**YOUR TASK**
Extract the full listing verbatim and drop any pictures from your copy.

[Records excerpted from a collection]
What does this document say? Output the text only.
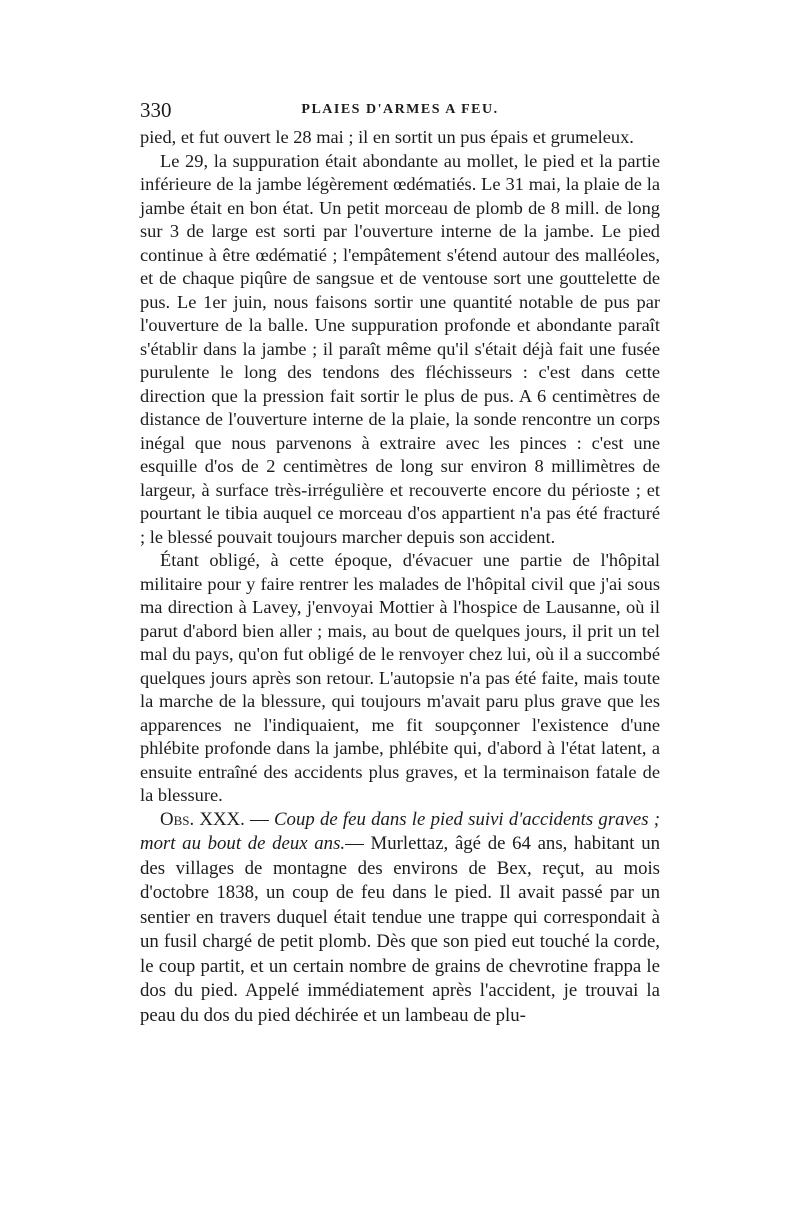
330	PLAIES D'ARMES A FEU.

pied, et fut ouvert le 28 mai ; il en sortit un pus épais et grumeleux.

Le 29, la suppuration était abondante au mollet, le pied et la partie inférieure de la jambe légèrement œdématiés. Le 31 mai, la plaie de la jambe était en bon état. Un petit morceau de plomb de 8 mill. de long sur 3 de large est sorti par l'ouverture interne de la jambe. Le pied continue à être œdématié ; l'empâtement s'étend autour des malléoles, et de chaque piqûre de sangsue et de ventouse sort une gouttelette de pus. Le 1er juin, nous faisons sortir une quantité notable de pus par l'ouverture de la balle. Une suppuration profonde et abondante paraît s'établir dans la jambe ; il paraît même qu'il s'était déjà fait une fusée purulente le long des tendons des fléchisseurs : c'est dans cette direction que la pression fait sortir le plus de pus. A 6 centimètres de distance de l'ouverture interne de la plaie, la sonde rencontre un corps inégal que nous parvenons à extraire avec les pinces : c'est une esquille d'os de 2 centimètres de long sur environ 8 millimètres de largeur, à surface très-irrégulière et recouverte encore du périoste ; et pourtant le tibia auquel ce morceau d'os appartient n'a pas été fracturé ; le blessé pouvait toujours marcher depuis son accident.

Étant obligé, à cette époque, d'évacuer une partie de l'hôpital militaire pour y faire rentrer les malades de l'hôpital civil que j'ai sous ma direction à Lavey, j'envoyai Mottier à l'hospice de Lausanne, où il parut d'abord bien aller ; mais, au bout de quelques jours, il prit un tel mal du pays, qu'on fut obligé de le renvoyer chez lui, où il a succombé quelques jours après son retour. L'autopsie n'a pas été faite, mais toute la marche de la blessure, qui toujours m'avait paru plus grave que les apparences ne l'indiquaient, me fit soupçonner l'existence d'une phlébite profonde dans la jambe, phlébite qui, d'abord à l'état latent, a ensuite entraîné des accidents plus graves, et la terminaison fatale de la blessure.

Obs. XXX. — Coup de feu dans le pied suivi d'accidents graves ; mort au bout de deux ans.— Murlettaz, âgé de 64 ans, habitant un des villages de montagne des environs de Bex, reçut, au mois d'octobre 1838, un coup de feu dans le pied. Il avait passé par un sentier en travers duquel était tendue une trappe qui correspondait à un fusil chargé de petit plomb. Dès que son pied eut touché la corde, le coup partit, et un certain nombre de grains de chevrotine frappa le dos du pied. Appelé immédiatement après l'accident, je trouvai la peau du dos du pied déchirée et un lambeau de plu-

**TASK RESULT**
What does this document say? Output the text only.
330	PLAIES D'ARMES A FEU.

pied, et fut ouvert le 28 mai ; il en sortit un pus épais et grumeleux.

Le 29, la suppuration était abondante au mollet, le pied et la partie inférieure de la jambe légèrement œdématiés. Le 31 mai, la plaie de la jambe était en bon état. Un petit morceau de plomb de 8 mill. de long sur 3 de large est sorti par l'ouverture interne de la jambe. Le pied continue à être œdématié ; l'empâtement s'étend autour des malléoles, et de chaque piqûre de sangsue et de ventouse sort une gouttelette de pus. Le 1er juin, nous faisons sortir une quantité notable de pus par l'ouverture de la balle. Une suppuration profonde et abondante paraît s'établir dans la jambe ; il paraît même qu'il s'était déjà fait une fusée purulente le long des tendons des fléchisseurs : c'est dans cette direction que la pression fait sortir le plus de pus. A 6 centimètres de distance de l'ouverture interne de la plaie, la sonde rencontre un corps inégal que nous parvenons à extraire avec les pinces : c'est une esquille d'os de 2 centimètres de long sur environ 8 millimètres de largeur, à surface très-irrégulière et recouverte encore du périoste ; et pourtant le tibia auquel ce morceau d'os appartient n'a pas été fracturé ; le blessé pouvait toujours marcher depuis son accident.

Étant obligé, à cette époque, d'évacuer une partie de l'hôpital militaire pour y faire rentrer les malades de l'hôpital civil que j'ai sous ma direction à Lavey, j'envoyai Mottier à l'hospice de Lausanne, où il parut d'abord bien aller ; mais, au bout de quelques jours, il prit un tel mal du pays, qu'on fut obligé de le renvoyer chez lui, où il a succombé quelques jours après son retour. L'autopsie n'a pas été faite, mais toute la marche de la blessure, qui toujours m'avait paru plus grave que les apparences ne l'indiquaient, me fit soupçonner l'existence d'une phlébite profonde dans la jambe, phlébite qui, d'abord à l'état latent, a ensuite entraîné des accidents plus graves, et la terminaison fatale de la blessure.

Obs. XXX. — Coup de feu dans le pied suivi d'accidents graves ; mort au bout de deux ans.— Murlettaz, âgé de 64 ans, habitant un des villages de montagne des environs de Bex, reçut, au mois d'octobre 1838, un coup de feu dans le pied. Il avait passé par un sentier en travers duquel était tendue une trappe qui correspondait à un fusil chargé de petit plomb. Dès que son pied eut touché la corde, le coup partit, et un certain nombre de grains de chevrotine frappa le dos du pied. Appelé immédiatement après l'accident, je trouvai la peau du dos du pied déchirée et un lambeau de plu-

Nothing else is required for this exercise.